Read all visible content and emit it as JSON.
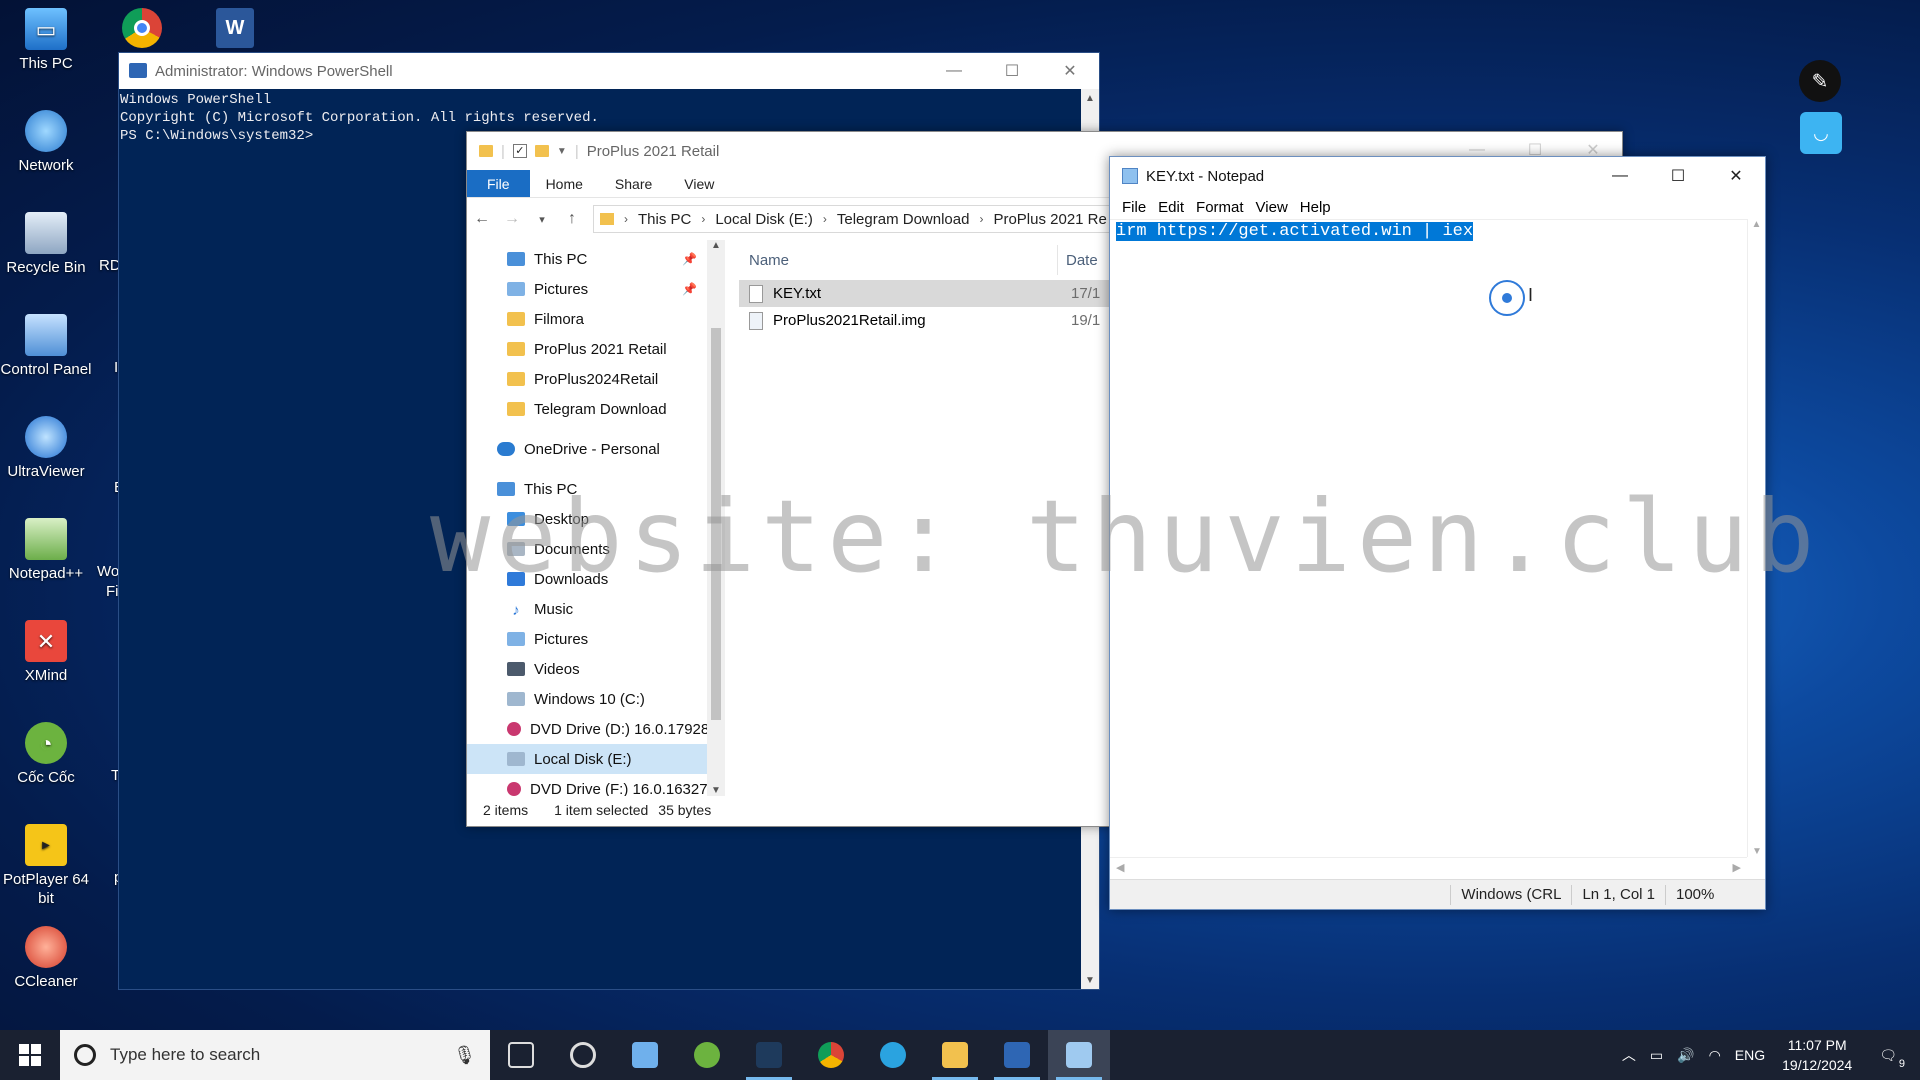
{
  "desktop": {
    "icons": [
      {
        "label": "This PC",
        "icon": "this-pc-icon"
      },
      {
        "label": "Network",
        "icon": "network-icon"
      },
      {
        "label": "Recycle Bin",
        "icon": "recycle-bin-icon"
      },
      {
        "label": "Control Panel",
        "icon": "control-panel-icon"
      },
      {
        "label": "UltraViewer",
        "icon": "ultraviewer-icon"
      },
      {
        "label": "Notepad++",
        "icon": "notepadpp-icon"
      },
      {
        "label": "XMind",
        "icon": "xmind-icon"
      },
      {
        "label": "Cốc Cốc",
        "icon": "coccoc-icon"
      },
      {
        "label": "PotPlayer 64 bit",
        "icon": "potplayer-icon"
      },
      {
        "label": "CCleaner",
        "icon": "ccleaner-icon"
      }
    ],
    "top_icons": [
      "chrome-icon",
      "word-icon"
    ],
    "partial_labels": [
      "RD",
      "Wo",
      "Fi",
      "T",
      "p",
      "I",
      "E"
    ]
  },
  "powershell": {
    "title": "Administrator: Windows PowerShell",
    "lines": [
      "Windows PowerShell",
      "Copyright (C) Microsoft Corporation. All rights reserved.",
      "",
      "PS C:\\Windows\\system32>"
    ]
  },
  "explorer": {
    "title": "ProPlus 2021 Retail",
    "ribbon_tabs": [
      "File",
      "Home",
      "Share",
      "View"
    ],
    "breadcrumb": [
      "This PC",
      "Local Disk (E:)",
      "Telegram Download",
      "ProPlus 2021 Re"
    ],
    "nav_items": [
      {
        "label": "This PC",
        "pinned": true,
        "icon": "this-pc-icon"
      },
      {
        "label": "Pictures",
        "pinned": true,
        "icon": "pictures-icon"
      },
      {
        "label": "Filmora",
        "pinned": false,
        "icon": "folder-icon"
      },
      {
        "label": "ProPlus 2021 Retail",
        "pinned": false,
        "icon": "folder-icon"
      },
      {
        "label": "ProPlus2024Retail",
        "pinned": false,
        "icon": "folder-icon"
      },
      {
        "label": "Telegram Download",
        "pinned": false,
        "icon": "folder-icon"
      },
      {
        "label": "OneDrive - Personal",
        "pinned": false,
        "icon": "onedrive-icon"
      },
      {
        "label": "This PC",
        "pinned": false,
        "icon": "this-pc-icon"
      },
      {
        "label": "Desktop",
        "pinned": false,
        "icon": "desktop-folder-icon"
      },
      {
        "label": "Documents",
        "pinned": false,
        "icon": "documents-icon"
      },
      {
        "label": "Downloads",
        "pinned": false,
        "icon": "downloads-icon"
      },
      {
        "label": "Music",
        "pinned": false,
        "icon": "music-icon"
      },
      {
        "label": "Pictures",
        "pinned": false,
        "icon": "pictures-icon"
      },
      {
        "label": "Videos",
        "pinned": false,
        "icon": "videos-icon"
      },
      {
        "label": "Windows 10 (C:)",
        "pinned": false,
        "icon": "drive-icon"
      },
      {
        "label": "DVD Drive (D:) 16.0.17928",
        "pinned": false,
        "icon": "dvd-icon"
      },
      {
        "label": "Local Disk (E:)",
        "pinned": false,
        "icon": "drive-icon",
        "selected": true
      },
      {
        "label": "DVD Drive (F:) 16.0.16327.",
        "pinned": false,
        "icon": "dvd-icon"
      }
    ],
    "columns": {
      "name": "Name",
      "date": "Date"
    },
    "files": [
      {
        "name": "KEY.txt",
        "date": "17/1",
        "selected": true
      },
      {
        "name": "ProPlus2021Retail.img",
        "date": "19/1",
        "selected": false
      }
    ],
    "status": {
      "items": "2 items",
      "selected": "1 item selected",
      "size": "35 bytes"
    }
  },
  "notepad": {
    "title": "KEY.txt - Notepad",
    "menu": [
      "File",
      "Edit",
      "Format",
      "View",
      "Help"
    ],
    "content": "irm https://get.activated.win | iex",
    "status": {
      "encoding": "Windows (CRL",
      "position": "Ln 1, Col 1",
      "zoom": "100%"
    }
  },
  "watermark": "website: thuvien.club",
  "taskbar": {
    "search_placeholder": "Type here to search",
    "apps": [
      "task-view-icon",
      "lens-icon",
      "control-panel-icon",
      "coccoc-icon",
      "terminal-icon",
      "chrome-icon",
      "telegram-icon",
      "file-explorer-icon",
      "powershell-icon",
      "notepad-icon"
    ],
    "language": "ENG",
    "time": "11:07 PM",
    "date": "19/12/2024",
    "notification_count": "9"
  }
}
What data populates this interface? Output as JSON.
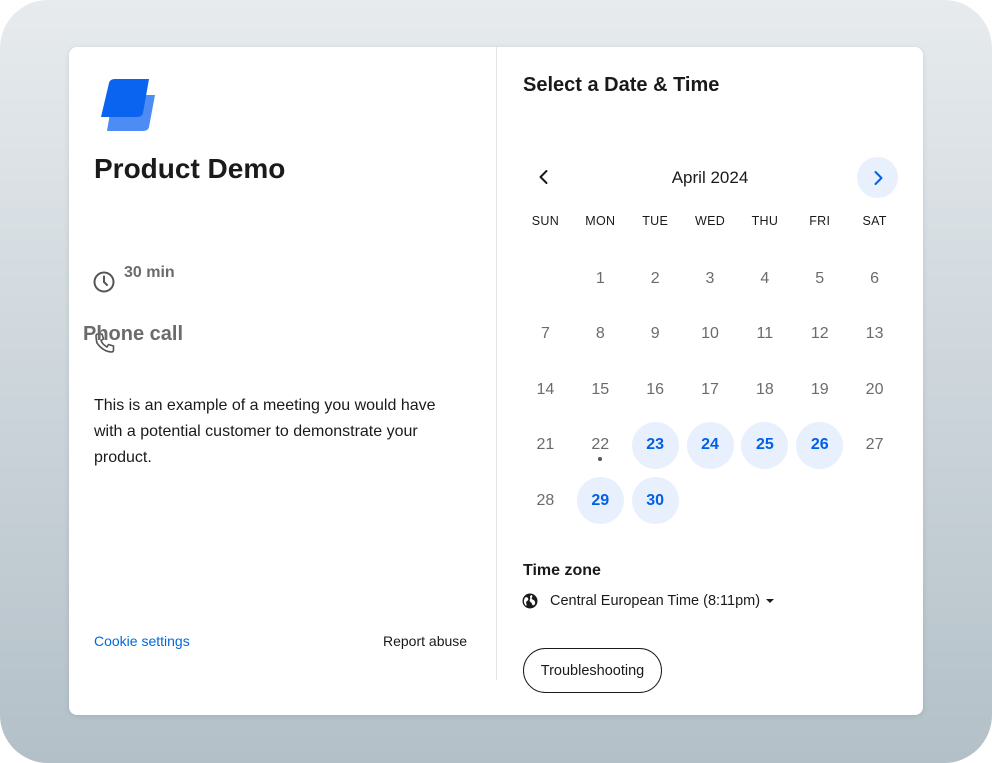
{
  "event": {
    "title": "Product Demo",
    "duration": "30 min",
    "location": "Phone call",
    "description": "This is an example of a meeting you would have with a potential customer to demonstrate your product."
  },
  "footer": {
    "cookie_settings": "Cookie settings",
    "report_abuse": "Report abuse"
  },
  "picker": {
    "title": "Select a Date & Time",
    "month": "April 2024",
    "weekdays": [
      "SUN",
      "MON",
      "TUE",
      "WED",
      "THU",
      "FRI",
      "SAT"
    ],
    "first_weekday_index": 1,
    "days_in_month": 30,
    "available_days": [
      23,
      24,
      25,
      26,
      29,
      30
    ],
    "today": 22
  },
  "timezone": {
    "label": "Time zone",
    "value": "Central European Time (8:11pm)"
  },
  "troubleshooting_label": "Troubleshooting",
  "colors": {
    "accent": "#0060e6",
    "available_bg": "#e8f0fd",
    "link": "#0069d9"
  },
  "icons": {
    "logo": "product-logo-icon",
    "duration": "clock-icon",
    "location": "phone-icon",
    "prev": "chevron-left-icon",
    "next": "chevron-right-icon",
    "timezone": "globe-icon",
    "dropdown": "caret-down-icon"
  }
}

Exercise instructions:
Scan the material and collect every line that contains "name".

Final answer:
      "name": "Name",
        "name": "KEY.txt",
        "name": "ProPlus2021Retail.img",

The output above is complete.